* YOUR GOAL *
Reproduce the listing from its start through the line that contains "paragraph: 小蚂蚁正要去找安家地方，可是，怎么也找不到一个合适的家。小蚂蚁后悔极了! —", putting "enclosing rectangle" in place of "bounding box" and keeping everything else the same.

(Source records)
· · · · · · ·
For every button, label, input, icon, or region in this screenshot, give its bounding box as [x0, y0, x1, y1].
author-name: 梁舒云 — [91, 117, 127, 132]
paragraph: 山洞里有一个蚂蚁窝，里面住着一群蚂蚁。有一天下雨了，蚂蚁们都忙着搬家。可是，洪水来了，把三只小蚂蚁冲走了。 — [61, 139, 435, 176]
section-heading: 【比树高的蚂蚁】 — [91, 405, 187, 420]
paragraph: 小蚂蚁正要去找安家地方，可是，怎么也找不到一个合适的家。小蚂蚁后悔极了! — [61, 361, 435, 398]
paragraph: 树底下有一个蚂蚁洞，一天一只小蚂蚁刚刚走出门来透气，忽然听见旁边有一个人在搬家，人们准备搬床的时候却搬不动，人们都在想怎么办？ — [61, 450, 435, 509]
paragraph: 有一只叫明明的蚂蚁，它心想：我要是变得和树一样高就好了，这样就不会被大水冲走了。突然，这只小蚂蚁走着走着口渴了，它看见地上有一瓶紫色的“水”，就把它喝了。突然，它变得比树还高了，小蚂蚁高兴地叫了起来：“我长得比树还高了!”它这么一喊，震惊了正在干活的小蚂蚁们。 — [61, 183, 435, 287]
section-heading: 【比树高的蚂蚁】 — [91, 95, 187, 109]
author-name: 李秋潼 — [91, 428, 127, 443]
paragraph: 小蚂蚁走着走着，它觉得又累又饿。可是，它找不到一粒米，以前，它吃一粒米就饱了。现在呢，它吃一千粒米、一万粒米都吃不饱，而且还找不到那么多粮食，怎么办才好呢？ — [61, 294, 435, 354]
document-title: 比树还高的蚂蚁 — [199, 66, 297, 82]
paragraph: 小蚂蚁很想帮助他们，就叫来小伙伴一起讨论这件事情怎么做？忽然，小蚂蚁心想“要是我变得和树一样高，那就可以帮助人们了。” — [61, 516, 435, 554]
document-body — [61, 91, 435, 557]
· · · · · · ·
* RIGHT ANSWER *
For every button, label, input, icon, or region in this screenshot, give its enclosing rectangle as [x0, y0, x1, y1].
author-name: 梁舒云 — [91, 117, 127, 132]
paragraph: 山洞里有一个蚂蚁窝，里面住着一群蚂蚁。有一天下雨了，蚂蚁们都忙着搬家。可是，洪水来了，把三只小蚂蚁冲走了。 — [61, 139, 435, 176]
section-heading: 【比树高的蚂蚁】 — [91, 405, 187, 420]
paragraph: 小蚂蚁正要去找安家地方，可是，怎么也找不到一个合适的家。小蚂蚁后悔极了! — [61, 361, 435, 398]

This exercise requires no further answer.